<<<<
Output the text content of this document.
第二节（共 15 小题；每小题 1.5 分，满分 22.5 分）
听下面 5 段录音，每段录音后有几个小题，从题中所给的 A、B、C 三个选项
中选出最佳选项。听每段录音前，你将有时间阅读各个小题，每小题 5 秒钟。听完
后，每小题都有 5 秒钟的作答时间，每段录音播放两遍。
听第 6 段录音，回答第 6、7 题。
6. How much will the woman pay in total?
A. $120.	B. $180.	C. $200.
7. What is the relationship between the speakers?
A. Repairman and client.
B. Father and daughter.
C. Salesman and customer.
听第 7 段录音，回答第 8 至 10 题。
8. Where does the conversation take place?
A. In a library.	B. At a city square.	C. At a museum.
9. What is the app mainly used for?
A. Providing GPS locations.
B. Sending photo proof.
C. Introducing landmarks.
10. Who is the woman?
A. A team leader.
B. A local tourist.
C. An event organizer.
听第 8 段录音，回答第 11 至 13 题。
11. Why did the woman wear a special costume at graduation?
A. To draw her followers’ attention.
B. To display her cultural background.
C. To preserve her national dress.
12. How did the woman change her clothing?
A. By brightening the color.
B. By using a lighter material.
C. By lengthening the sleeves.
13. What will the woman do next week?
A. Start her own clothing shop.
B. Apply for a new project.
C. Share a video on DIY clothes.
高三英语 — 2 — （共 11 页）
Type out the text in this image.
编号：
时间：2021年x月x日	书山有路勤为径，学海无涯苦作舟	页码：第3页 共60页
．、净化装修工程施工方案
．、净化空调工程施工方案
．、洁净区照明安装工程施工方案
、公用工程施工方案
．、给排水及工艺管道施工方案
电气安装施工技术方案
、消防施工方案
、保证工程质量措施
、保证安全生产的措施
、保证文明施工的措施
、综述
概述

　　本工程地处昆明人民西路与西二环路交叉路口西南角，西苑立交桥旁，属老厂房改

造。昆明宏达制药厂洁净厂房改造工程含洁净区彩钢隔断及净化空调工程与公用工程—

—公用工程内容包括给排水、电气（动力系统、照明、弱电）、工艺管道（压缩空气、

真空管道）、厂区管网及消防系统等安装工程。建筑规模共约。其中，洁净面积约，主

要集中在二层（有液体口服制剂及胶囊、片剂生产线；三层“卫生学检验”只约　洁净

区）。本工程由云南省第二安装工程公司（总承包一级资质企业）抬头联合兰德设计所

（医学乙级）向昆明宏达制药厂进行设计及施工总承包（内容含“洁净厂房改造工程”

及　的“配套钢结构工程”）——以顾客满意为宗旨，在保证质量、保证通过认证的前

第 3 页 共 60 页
>>>>
Write out every record verbatim.

> _Response below_
Output the text content of this document.
第二节（共 15 小题；每小题 1.5 分，满分 22.5 分）
听下面 5 段录音，每段录音后有几个小题，从题中所给的 A、B、C 三个选项
中选出最佳选项。听每段录音前，你将有时间阅读各个小题，每小题 5 秒钟。听完
后，每小题都有 5 秒钟的作答时间，每段录音播放两遍。
听第 6 段录音，回答第 6、7 题。
6. How much will the woman pay in total?
A. $120.	B. $180.	C. $200.
7. What is the relationship between the speakers?
A. Repairman and client.
B. Father and daughter.
C. Salesman and customer.
听第 7 段录音，回答第 8 至 10 题。
8. Where does the conversation take place?
A. In a library.	B. At a city square.	C. At a museum.
9. What is the app mainly used for?
A. Providing GPS locations.
B. Sending photo proof.
C. Introducing landmarks.
10. Who is the woman?
A. A team leader.
B. A local tourist.
C. An event organizer.
听第 8 段录音，回答第 11 至 13 题。
11. Why did the woman wear a special costume at graduation?
A. To draw her followers’ attention.
B. To display her cultural background.
C. To preserve her national dress.
12. How did the woman change her clothing?
A. By brightening the color.
B. By using a lighter material.
C. By lengthening the sleeves.
13. What will the woman do next week?
A. Start her own clothing shop.
B. Apply for a new project.
C. Share a video on DIY clothes.
高三英语 — 2 — （共 11 页）
Type out the text in this image.
编号：
时间：2021年x月x日	书山有路勤为径，学海无涯苦作舟	页码：第3页 共60页
．、净化装修工程施工方案
．、净化空调工程施工方案
．、洁净区照明安装工程施工方案
、公用工程施工方案
．、给排水及工艺管道施工方案
电气安装施工技术方案
、消防施工方案
、保证工程质量措施
、保证安全生产的措施
、保证文明施工的措施
、综述
概述

　　本工程地处昆明人民西路与西二环路交叉路口西南角，西苑立交桥旁，属老厂房改

造。昆明宏达制药厂洁净厂房改造工程含洁净区彩钢隔断及净化空调工程与公用工程—

—公用工程内容包括给排水、电气（动力系统、照明、弱电）、工艺管道（压缩空气、

真空管道）、厂区管网及消防系统等安装工程。建筑规模共约。其中，洁净面积约，主

要集中在二层（有液体口服制剂及胶囊、片剂生产线；三层“卫生学检验”只约　洁净

区）。本工程由云南省第二安装工程公司（总承包一级资质企业）抬头联合兰德设计所

（医学乙级）向昆明宏达制药厂进行设计及施工总承包（内容含“洁净厂房改造工程”

及　的“配套钢结构工程”）——以顾客满意为宗旨，在保证质量、保证通过认证的前

第 3 页 共 60 页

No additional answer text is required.